Records to process:
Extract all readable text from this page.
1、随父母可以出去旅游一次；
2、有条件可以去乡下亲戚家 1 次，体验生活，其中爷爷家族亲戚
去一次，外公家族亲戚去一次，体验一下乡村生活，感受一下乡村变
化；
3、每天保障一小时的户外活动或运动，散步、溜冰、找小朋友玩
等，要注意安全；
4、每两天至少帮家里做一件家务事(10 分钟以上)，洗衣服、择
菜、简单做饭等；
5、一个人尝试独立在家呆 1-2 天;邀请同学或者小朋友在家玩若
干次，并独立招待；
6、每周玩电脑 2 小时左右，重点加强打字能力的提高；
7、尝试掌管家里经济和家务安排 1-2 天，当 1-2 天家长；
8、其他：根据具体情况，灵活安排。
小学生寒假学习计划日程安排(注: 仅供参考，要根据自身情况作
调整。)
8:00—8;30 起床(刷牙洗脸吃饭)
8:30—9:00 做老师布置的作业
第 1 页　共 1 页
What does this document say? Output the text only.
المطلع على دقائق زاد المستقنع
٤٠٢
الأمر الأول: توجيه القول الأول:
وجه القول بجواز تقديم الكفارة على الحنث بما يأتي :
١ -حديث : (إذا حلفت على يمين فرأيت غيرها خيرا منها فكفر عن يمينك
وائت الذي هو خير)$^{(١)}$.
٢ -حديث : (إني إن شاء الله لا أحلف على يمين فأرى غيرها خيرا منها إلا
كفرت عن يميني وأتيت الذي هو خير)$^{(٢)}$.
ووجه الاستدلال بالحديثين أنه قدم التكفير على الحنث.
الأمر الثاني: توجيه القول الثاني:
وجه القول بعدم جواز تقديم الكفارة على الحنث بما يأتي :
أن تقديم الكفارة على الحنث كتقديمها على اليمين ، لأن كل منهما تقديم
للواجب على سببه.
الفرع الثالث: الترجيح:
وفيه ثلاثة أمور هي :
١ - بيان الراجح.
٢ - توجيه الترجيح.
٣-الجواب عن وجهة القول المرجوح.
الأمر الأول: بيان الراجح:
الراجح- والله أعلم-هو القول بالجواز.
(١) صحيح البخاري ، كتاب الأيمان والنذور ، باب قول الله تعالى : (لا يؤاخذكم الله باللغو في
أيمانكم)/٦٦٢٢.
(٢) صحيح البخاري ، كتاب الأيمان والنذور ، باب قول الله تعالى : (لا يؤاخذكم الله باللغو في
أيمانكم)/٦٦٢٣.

Exercise objective:
All lines in the data that contain the word "القول" should be copied.

Task answer:
الأمر الأول: توجيه القول الأول:
وجه القول بجواز تقديم الكفارة على الحنث بما يأتي :
الأمر الثاني: توجيه القول الثاني:
وجه القول بعدم جواز تقديم الكفارة على الحنث بما يأتي :
٣-الجواب عن وجهة القول المرجوح.
الراجح- والله أعلم-هو القول بالجواز.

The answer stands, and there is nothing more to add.